Some records:
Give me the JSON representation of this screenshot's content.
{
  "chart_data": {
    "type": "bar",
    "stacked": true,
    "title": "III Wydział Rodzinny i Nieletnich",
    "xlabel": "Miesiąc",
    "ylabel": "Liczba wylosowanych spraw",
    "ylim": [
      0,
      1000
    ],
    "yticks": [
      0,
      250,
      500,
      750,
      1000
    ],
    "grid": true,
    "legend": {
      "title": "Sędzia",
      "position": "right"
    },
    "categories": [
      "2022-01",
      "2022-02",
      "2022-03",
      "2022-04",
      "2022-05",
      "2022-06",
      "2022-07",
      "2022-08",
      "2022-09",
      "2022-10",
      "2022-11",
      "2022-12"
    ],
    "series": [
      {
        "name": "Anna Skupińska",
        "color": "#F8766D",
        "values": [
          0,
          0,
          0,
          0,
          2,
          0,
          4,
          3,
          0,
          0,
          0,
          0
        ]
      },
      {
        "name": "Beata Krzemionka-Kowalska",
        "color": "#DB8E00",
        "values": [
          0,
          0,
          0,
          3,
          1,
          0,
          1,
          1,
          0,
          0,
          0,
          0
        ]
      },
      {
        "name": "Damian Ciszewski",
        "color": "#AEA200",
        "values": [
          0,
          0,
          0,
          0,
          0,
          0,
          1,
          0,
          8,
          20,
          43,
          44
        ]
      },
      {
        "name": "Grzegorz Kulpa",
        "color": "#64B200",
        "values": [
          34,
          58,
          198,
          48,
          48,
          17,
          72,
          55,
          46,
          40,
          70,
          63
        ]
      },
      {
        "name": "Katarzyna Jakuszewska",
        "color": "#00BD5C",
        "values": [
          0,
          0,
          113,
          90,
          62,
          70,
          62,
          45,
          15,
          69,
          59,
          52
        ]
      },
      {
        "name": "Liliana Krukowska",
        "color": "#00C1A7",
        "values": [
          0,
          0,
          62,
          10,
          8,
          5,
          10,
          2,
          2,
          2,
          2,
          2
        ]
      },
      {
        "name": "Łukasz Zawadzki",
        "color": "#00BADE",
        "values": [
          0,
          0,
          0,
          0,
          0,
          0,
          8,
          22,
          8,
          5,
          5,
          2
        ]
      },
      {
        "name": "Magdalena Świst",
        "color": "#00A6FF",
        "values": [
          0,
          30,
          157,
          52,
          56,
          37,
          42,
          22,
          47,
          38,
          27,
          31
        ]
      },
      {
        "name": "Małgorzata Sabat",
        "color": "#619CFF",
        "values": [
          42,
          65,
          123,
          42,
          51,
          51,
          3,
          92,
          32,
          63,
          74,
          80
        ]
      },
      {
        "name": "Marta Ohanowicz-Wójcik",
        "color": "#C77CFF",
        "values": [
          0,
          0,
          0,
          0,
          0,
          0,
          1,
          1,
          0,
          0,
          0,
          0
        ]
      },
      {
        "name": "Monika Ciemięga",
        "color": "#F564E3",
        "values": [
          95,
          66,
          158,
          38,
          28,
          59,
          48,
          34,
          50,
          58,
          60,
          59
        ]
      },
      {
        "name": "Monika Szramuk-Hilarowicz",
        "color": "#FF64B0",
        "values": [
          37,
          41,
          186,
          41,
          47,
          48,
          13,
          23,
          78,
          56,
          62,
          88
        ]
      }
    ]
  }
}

• **To do**
From the listing above, copy every line that includes the word "title".

• **Exercise output**
    "title": "III Wydział Rodzinny i Nieletnich",
      "title": "Sędzia",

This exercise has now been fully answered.